**Figure record extracts:**
== == ==

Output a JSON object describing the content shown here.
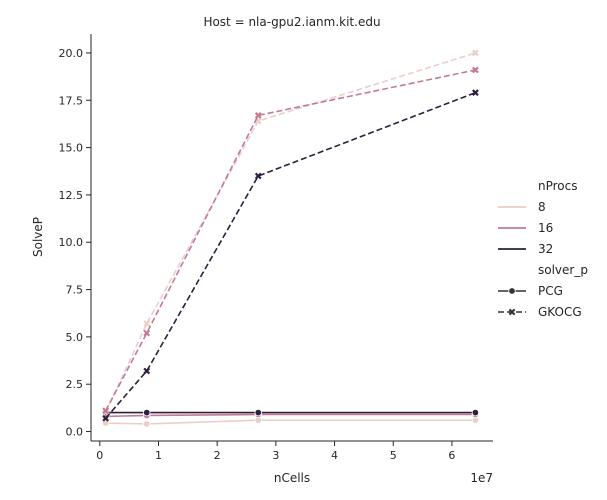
{
  "chart_data": {
    "type": "line",
    "title": "Host = nla-gpu2.ianm.kit.edu",
    "xlabel": "nCells",
    "ylabel": "SolveP",
    "x_offset_label": "1e7",
    "x": [
      1,
      8,
      27,
      64
    ],
    "x_unit_scale": 1000000.0,
    "xlim": [
      -1.5,
      67
    ],
    "ylim": [
      -0.5,
      21
    ],
    "xticks": [
      0,
      1,
      2,
      3,
      4,
      5,
      6
    ],
    "xtick_labels": [
      "0",
      "1",
      "2",
      "3",
      "4",
      "5",
      "6"
    ],
    "yticks": [
      0.0,
      2.5,
      5.0,
      7.5,
      10.0,
      12.5,
      15.0,
      17.5,
      20.0
    ],
    "ytick_labels": [
      "0.0",
      "2.5",
      "5.0",
      "7.5",
      "10.0",
      "12.5",
      "15.0",
      "17.5",
      "20.0"
    ],
    "grid": false,
    "legend_placement": "center-right",
    "legend": {
      "hue_title": "nProcs",
      "hue_entries": [
        {
          "label": "8",
          "color": "#e9cfc8"
        },
        {
          "label": "16",
          "color": "#c27a95"
        },
        {
          "label": "32",
          "color": "#2d1e3e"
        }
      ],
      "style_title": "solver_p",
      "style_entries": [
        {
          "label": "PCG",
          "marker": "circle",
          "dash": "solid"
        },
        {
          "label": "GKOCG",
          "marker": "x",
          "dash": "dashed"
        }
      ]
    },
    "series": [
      {
        "nProcs": "8",
        "solver_p": "PCG",
        "color": "#e9cfc8",
        "marker": "circle",
        "dash": "solid",
        "values": [
          0.45,
          0.4,
          0.6,
          0.6
        ]
      },
      {
        "nProcs": "16",
        "solver_p": "PCG",
        "color": "#c27a95",
        "marker": "circle",
        "dash": "solid",
        "values": [
          0.8,
          0.85,
          0.9,
          0.9
        ]
      },
      {
        "nProcs": "32",
        "solver_p": "PCG",
        "color": "#2d1e3e",
        "marker": "circle",
        "dash": "solid",
        "values": [
          1.0,
          1.0,
          1.0,
          1.0
        ]
      },
      {
        "nProcs": "8",
        "solver_p": "GKOCG",
        "color": "#e9cfc8",
        "marker": "x",
        "dash": "dashed",
        "values": [
          1.0,
          5.7,
          16.4,
          20.0
        ]
      },
      {
        "nProcs": "16",
        "solver_p": "GKOCG",
        "color": "#c27a95",
        "marker": "x",
        "dash": "dashed",
        "values": [
          1.1,
          5.2,
          16.7,
          19.1
        ]
      },
      {
        "nProcs": "32",
        "solver_p": "GKOCG",
        "color": "#2d1e3e",
        "marker": "x",
        "dash": "dashed",
        "values": [
          0.7,
          3.2,
          13.5,
          17.9
        ]
      }
    ]
  }
}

== == ==

Pictures don't belong in the copy. Transcribe every record exactly as it appears.

Output a JSON object describing the content shown here.
{
  "chart_data": {
    "type": "line",
    "title": "Host = nla-gpu2.ianm.kit.edu",
    "xlabel": "nCells",
    "ylabel": "SolveP",
    "x_offset_label": "1e7",
    "x": [
      1,
      8,
      27,
      64
    ],
    "x_unit_scale": 1000000.0,
    "xlim": [
      -1.5,
      67
    ],
    "ylim": [
      -0.5,
      21
    ],
    "xticks": [
      0,
      1,
      2,
      3,
      4,
      5,
      6
    ],
    "xtick_labels": [
      "0",
      "1",
      "2",
      "3",
      "4",
      "5",
      "6"
    ],
    "yticks": [
      0.0,
      2.5,
      5.0,
      7.5,
      10.0,
      12.5,
      15.0,
      17.5,
      20.0
    ],
    "ytick_labels": [
      "0.0",
      "2.5",
      "5.0",
      "7.5",
      "10.0",
      "12.5",
      "15.0",
      "17.5",
      "20.0"
    ],
    "grid": false,
    "legend_placement": "center-right",
    "legend": {
      "hue_title": "nProcs",
      "hue_entries": [
        {
          "label": "8",
          "color": "#e9cfc8"
        },
        {
          "label": "16",
          "color": "#c27a95"
        },
        {
          "label": "32",
          "color": "#2d1e3e"
        }
      ],
      "style_title": "solver_p",
      "style_entries": [
        {
          "label": "PCG",
          "marker": "circle",
          "dash": "solid"
        },
        {
          "label": "GKOCG",
          "marker": "x",
          "dash": "dashed"
        }
      ]
    },
    "series": [
      {
        "nProcs": "8",
        "solver_p": "PCG",
        "color": "#e9cfc8",
        "marker": "circle",
        "dash": "solid",
        "values": [
          0.45,
          0.4,
          0.6,
          0.6
        ]
      },
      {
        "nProcs": "16",
        "solver_p": "PCG",
        "color": "#c27a95",
        "marker": "circle",
        "dash": "solid",
        "values": [
          0.8,
          0.85,
          0.9,
          0.9
        ]
      },
      {
        "nProcs": "32",
        "solver_p": "PCG",
        "color": "#2d1e3e",
        "marker": "circle",
        "dash": "solid",
        "values": [
          1.0,
          1.0,
          1.0,
          1.0
        ]
      },
      {
        "nProcs": "8",
        "solver_p": "GKOCG",
        "color": "#e9cfc8",
        "marker": "x",
        "dash": "dashed",
        "values": [
          1.0,
          5.7,
          16.4,
          20.0
        ]
      },
      {
        "nProcs": "16",
        "solver_p": "GKOCG",
        "color": "#c27a95",
        "marker": "x",
        "dash": "dashed",
        "values": [
          1.1,
          5.2,
          16.7,
          19.1
        ]
      },
      {
        "nProcs": "32",
        "solver_p": "GKOCG",
        "color": "#2d1e3e",
        "marker": "x",
        "dash": "dashed",
        "values": [
          0.7,
          3.2,
          13.5,
          17.9
        ]
      }
    ]
  }
}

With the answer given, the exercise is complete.